> What this exercise asks
a – In the devotional passage, substitute "hindrance" for "obstacle" and write out the part that begins at the words "A VIEW OF SELF." and stops after "self-complacency may die.".
b – In the devotional passage, what are the distinct states of a soul in union with God compared to, since they leave no durable impression?

> Supplied passage
· · · · · · ·
A VIEW OF SELF.

The activity of the natural selfish life, is the greatest obstacle to your progress. Allow of nothing which gives sustenance to this life. Be on your guard against applause. Applaud not yourself when you have done well. Admit no reflections in regard to the good you have accomplished, so that all that nourishes self-complacency may die.

Possess your soul in peace as much as possible; not by effort, but by ceasing from effort; by letting go everything that troubles you. Be quiet, that you may settle, as we leave water to settle when agitated. When you discover your errors and sins, do not stop, under whatever good pretext, to remedy them. Rather abandon yourself at once to God, that he may destroy, in you, all that its displeasing to him. I assure you, you are not capable of yourself, to correct the least fault. Your only remedy is abandonment to God, and remaining quiet in his hands. If you discovered the depth of inward corruption in your heart, your courage would fail! On this account, God conceals from us, in part, the view of our sins, and discovers them to us, only as he destroys them.

Rest assured, God loves you. He will take care of you. Have faith in his love and mercy. You will see farther by and by. When you are in trouble, do not fail to write me. Have good courage, and all will be well. You are very dear to me in our Lord.

STATE OF A SOUL IN UNION WITH GOD.

Although, in the latter part of my life, I do not perceive those marked states of abandonment and submission, neither of interior sorrows, such as I formerly experienced, this does not prove that these distinct states no longer exist; but the soul having become more fully established in God, it makes less account of them, or is less affected by external impressions. As pure flowing water leaves no trace where it passes, so these distinct states leave no durable impression. The soul seems to have lost its own qualities of resistance and aversion, and runs, without ceasing into its Original. It is on this account I cannot write so fully of my states of mind as formerly. My soul, in its depths, rests in God. "My peace, says Christ, I give unto you."

I pray for the church; I mourn at times that God is so little known and loved; but these feelings are transient, and the soul is ready to take any impression that God gives it. While it seems to have no consistency of its own, so to speak, it adapts itself to the state of others with wonderful facility. Sometimes even relating amusing stories, to children, and to those who cannot be entertained in any other way.

The soul, in this state of union with God, is sometimes permitted to foretell things to come, which appear very obscure to man, but which are, nevertheless, infallibly true, because proceeding from God. The knowledge of the event, and its full explanation, will come in the fulness of time. The soul is ready for anything; ready for nothing. All that is true comes from God; what is not true, from the creature. The soul does not seek to justify itself, nor produce humiliation, but passes on, disregarding self, and absorbed in God.
· · · · · · ·
> Supplied material
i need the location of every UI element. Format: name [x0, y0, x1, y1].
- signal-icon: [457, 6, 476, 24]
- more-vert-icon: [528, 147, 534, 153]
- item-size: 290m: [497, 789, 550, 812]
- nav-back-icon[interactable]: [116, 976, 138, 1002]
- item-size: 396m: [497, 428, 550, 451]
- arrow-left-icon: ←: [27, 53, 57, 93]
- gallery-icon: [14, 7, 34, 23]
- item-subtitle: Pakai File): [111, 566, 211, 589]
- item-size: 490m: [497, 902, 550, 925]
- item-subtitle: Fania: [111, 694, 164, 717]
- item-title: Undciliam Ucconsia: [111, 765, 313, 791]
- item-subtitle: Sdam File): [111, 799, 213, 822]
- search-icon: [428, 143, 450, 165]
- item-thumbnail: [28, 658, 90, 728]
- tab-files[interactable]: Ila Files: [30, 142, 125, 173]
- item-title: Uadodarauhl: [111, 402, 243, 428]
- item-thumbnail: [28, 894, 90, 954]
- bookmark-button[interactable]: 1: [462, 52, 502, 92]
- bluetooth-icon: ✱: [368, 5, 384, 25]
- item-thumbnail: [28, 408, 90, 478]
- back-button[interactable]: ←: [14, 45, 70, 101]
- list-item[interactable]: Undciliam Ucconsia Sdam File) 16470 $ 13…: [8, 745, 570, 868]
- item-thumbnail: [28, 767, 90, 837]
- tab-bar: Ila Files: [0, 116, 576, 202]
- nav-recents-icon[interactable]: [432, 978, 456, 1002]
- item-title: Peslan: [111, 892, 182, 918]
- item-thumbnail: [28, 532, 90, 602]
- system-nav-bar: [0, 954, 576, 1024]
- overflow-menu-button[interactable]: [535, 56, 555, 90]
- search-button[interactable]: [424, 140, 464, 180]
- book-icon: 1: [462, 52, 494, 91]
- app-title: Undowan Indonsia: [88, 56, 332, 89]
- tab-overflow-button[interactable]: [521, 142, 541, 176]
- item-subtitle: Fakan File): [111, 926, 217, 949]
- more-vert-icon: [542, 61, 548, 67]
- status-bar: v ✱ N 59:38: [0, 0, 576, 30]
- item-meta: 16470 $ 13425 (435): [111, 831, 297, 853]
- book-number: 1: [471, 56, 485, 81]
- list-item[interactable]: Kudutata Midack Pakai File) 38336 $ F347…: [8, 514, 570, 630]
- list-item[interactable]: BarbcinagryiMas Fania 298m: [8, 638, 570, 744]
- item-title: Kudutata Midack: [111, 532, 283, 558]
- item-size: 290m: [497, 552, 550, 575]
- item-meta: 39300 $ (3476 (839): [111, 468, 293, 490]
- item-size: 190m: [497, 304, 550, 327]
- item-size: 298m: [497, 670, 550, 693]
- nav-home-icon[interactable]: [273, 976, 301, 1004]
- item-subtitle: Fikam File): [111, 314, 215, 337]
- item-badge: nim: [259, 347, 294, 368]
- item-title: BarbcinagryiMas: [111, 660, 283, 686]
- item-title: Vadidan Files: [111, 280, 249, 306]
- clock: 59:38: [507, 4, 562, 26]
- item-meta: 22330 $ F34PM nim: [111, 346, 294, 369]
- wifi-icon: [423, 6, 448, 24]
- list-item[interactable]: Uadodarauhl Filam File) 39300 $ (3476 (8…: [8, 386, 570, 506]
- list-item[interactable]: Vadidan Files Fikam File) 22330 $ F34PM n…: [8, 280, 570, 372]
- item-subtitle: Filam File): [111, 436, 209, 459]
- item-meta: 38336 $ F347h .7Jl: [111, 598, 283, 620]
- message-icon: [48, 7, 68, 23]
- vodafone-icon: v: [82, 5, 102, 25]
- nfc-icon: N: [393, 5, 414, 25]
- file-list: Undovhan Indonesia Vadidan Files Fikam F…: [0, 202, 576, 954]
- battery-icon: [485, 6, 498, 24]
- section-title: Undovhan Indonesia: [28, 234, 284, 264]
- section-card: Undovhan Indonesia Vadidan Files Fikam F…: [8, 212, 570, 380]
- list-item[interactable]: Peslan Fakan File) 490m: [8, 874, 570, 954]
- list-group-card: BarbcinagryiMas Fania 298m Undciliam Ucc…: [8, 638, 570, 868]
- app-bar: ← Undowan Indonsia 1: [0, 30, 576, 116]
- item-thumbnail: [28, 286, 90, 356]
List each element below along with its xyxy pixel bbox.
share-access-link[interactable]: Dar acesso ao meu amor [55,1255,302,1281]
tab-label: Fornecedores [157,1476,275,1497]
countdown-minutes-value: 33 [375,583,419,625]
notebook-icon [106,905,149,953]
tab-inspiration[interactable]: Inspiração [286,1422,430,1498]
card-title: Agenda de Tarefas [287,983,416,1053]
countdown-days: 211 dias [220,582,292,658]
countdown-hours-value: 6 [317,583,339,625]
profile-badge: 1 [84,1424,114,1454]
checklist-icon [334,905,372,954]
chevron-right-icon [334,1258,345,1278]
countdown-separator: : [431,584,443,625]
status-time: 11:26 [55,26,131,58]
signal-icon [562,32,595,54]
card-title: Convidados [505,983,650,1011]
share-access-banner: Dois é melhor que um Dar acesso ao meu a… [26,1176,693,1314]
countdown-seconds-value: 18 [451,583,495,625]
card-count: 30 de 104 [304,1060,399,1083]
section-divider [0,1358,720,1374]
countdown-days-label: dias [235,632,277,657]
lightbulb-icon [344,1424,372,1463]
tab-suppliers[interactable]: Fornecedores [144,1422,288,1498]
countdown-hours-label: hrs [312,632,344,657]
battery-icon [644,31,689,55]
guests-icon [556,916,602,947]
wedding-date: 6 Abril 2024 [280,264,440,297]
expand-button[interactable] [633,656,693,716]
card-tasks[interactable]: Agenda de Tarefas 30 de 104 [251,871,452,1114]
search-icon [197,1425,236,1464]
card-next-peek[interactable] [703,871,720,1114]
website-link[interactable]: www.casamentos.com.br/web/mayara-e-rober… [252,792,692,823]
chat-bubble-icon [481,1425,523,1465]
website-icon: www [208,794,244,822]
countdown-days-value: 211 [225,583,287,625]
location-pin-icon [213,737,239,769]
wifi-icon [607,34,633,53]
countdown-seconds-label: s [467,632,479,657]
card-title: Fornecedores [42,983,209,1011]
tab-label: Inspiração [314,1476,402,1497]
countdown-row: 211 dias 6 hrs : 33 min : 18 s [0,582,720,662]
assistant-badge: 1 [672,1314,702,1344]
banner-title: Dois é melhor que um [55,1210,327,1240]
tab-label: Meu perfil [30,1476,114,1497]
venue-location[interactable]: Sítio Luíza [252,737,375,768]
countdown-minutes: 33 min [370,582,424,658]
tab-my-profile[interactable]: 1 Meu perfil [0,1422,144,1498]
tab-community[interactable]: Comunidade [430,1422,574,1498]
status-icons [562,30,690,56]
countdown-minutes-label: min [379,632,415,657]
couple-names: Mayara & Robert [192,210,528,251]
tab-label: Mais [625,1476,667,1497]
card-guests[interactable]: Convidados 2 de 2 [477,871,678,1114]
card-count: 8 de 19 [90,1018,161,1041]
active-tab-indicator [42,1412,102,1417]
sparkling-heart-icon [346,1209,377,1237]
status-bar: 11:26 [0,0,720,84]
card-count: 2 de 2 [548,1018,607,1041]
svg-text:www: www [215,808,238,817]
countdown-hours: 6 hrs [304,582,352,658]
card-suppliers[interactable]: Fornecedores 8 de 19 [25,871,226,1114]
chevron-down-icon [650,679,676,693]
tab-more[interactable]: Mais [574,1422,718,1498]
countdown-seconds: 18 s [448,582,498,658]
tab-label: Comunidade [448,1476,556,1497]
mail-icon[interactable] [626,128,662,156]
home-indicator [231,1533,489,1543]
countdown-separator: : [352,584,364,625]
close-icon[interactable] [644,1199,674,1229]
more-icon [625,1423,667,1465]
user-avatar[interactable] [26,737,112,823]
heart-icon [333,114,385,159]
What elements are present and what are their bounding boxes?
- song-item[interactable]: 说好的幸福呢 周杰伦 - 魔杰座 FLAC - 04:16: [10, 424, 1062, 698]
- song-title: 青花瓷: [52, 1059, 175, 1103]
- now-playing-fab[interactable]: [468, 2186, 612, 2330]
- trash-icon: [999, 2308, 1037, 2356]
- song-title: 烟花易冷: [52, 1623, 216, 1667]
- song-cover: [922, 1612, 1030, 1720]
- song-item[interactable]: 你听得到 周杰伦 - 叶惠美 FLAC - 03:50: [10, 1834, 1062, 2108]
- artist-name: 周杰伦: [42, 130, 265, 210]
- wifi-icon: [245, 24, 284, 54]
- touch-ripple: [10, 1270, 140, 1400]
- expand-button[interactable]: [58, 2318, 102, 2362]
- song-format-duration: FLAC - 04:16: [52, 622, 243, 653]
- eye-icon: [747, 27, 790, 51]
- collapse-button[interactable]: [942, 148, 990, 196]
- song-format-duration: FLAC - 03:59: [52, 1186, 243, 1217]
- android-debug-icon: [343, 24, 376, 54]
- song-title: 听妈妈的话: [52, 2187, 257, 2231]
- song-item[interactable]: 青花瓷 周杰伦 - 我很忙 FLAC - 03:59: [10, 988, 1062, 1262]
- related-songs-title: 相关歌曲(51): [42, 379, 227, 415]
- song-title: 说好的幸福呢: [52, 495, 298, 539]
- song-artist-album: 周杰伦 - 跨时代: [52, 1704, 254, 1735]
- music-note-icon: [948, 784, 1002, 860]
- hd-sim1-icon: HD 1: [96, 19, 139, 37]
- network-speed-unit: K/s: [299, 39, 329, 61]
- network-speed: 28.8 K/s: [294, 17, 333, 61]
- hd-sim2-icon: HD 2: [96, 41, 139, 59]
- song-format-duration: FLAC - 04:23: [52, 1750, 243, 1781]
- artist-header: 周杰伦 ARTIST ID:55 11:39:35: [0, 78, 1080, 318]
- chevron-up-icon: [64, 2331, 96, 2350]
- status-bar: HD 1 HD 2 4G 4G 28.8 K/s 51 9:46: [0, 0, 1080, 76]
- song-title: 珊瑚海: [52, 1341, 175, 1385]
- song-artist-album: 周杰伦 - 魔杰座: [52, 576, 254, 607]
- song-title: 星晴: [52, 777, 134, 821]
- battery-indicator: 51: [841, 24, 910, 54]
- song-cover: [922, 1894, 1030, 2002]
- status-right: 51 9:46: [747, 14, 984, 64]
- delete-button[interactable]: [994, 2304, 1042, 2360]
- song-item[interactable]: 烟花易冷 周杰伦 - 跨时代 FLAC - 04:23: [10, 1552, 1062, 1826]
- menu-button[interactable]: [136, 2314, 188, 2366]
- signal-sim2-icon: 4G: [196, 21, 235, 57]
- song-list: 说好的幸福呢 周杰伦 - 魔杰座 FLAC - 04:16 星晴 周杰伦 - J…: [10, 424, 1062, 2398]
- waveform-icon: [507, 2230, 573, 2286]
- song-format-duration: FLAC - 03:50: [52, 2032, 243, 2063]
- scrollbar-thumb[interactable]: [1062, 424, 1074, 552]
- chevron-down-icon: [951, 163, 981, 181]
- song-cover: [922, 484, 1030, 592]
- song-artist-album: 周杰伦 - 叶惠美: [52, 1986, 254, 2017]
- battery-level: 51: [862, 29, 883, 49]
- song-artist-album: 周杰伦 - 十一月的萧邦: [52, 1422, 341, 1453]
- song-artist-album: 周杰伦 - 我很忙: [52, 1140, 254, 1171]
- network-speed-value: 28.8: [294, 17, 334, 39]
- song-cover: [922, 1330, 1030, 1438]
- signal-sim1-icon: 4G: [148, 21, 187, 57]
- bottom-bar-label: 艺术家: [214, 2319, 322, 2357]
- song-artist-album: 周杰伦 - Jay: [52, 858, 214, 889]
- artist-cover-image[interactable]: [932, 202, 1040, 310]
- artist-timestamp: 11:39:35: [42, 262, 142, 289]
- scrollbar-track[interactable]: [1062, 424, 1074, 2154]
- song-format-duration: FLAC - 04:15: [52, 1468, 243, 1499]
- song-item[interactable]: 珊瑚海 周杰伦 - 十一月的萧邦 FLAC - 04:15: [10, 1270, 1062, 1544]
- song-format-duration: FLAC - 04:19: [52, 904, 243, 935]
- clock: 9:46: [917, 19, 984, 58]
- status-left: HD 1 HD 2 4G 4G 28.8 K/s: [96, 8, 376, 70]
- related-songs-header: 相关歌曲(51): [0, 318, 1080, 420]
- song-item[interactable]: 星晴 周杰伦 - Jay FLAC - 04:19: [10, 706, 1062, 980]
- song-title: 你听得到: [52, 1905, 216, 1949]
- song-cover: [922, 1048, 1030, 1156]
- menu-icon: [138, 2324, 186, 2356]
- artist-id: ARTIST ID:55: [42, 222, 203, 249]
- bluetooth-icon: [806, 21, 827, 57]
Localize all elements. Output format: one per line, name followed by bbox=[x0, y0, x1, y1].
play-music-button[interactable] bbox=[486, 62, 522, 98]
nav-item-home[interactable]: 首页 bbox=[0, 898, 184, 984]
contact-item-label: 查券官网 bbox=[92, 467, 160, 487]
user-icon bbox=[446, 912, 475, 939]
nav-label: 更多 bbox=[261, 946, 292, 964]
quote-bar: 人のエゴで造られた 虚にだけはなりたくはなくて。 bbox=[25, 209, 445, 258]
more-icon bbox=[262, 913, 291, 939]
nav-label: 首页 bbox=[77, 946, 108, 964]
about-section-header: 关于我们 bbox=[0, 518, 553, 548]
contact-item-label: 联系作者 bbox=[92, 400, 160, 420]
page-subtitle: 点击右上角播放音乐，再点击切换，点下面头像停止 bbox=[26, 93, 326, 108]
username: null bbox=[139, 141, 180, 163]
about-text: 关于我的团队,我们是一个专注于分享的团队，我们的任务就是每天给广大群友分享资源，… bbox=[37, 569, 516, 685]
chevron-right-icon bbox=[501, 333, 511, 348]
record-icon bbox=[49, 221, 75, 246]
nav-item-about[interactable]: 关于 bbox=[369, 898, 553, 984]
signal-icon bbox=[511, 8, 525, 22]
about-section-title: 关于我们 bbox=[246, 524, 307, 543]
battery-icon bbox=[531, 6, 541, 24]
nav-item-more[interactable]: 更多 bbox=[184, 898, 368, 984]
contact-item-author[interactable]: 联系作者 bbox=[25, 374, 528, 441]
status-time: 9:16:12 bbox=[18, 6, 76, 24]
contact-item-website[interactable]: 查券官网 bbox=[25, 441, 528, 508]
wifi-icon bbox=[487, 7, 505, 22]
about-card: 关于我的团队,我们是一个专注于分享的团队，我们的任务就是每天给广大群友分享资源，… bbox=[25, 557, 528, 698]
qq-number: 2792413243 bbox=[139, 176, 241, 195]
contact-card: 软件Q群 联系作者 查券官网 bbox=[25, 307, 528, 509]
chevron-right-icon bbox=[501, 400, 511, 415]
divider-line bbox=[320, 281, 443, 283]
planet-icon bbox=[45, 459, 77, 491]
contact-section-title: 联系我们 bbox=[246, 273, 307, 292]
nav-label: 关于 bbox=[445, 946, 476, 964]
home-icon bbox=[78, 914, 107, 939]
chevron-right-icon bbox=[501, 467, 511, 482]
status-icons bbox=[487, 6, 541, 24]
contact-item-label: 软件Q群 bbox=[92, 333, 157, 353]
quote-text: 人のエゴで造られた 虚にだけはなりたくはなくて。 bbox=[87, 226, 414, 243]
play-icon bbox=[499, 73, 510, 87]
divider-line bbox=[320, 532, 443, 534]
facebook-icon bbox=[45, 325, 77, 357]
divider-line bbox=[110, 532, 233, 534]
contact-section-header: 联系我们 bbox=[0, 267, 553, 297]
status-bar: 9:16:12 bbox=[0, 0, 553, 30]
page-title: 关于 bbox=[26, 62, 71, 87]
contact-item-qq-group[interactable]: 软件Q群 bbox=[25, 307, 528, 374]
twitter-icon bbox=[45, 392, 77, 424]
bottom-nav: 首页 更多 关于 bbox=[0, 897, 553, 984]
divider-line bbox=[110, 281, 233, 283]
· · · · · · ·
> Task-by-task outputs
a –
A VIEW OF SELF.

The activity of the natural selfish life, is the greatest hindrance to your progress. Allow of nothing which gives sustenance to this life. Be on your guard against applause. Applaud not yourself when you have done well. Admit no reflections in regard to the good you have accomplished, so that all that nourishes self-complacency may die.

b – They are compared to pure flowing water, which leaves no trace where it passes.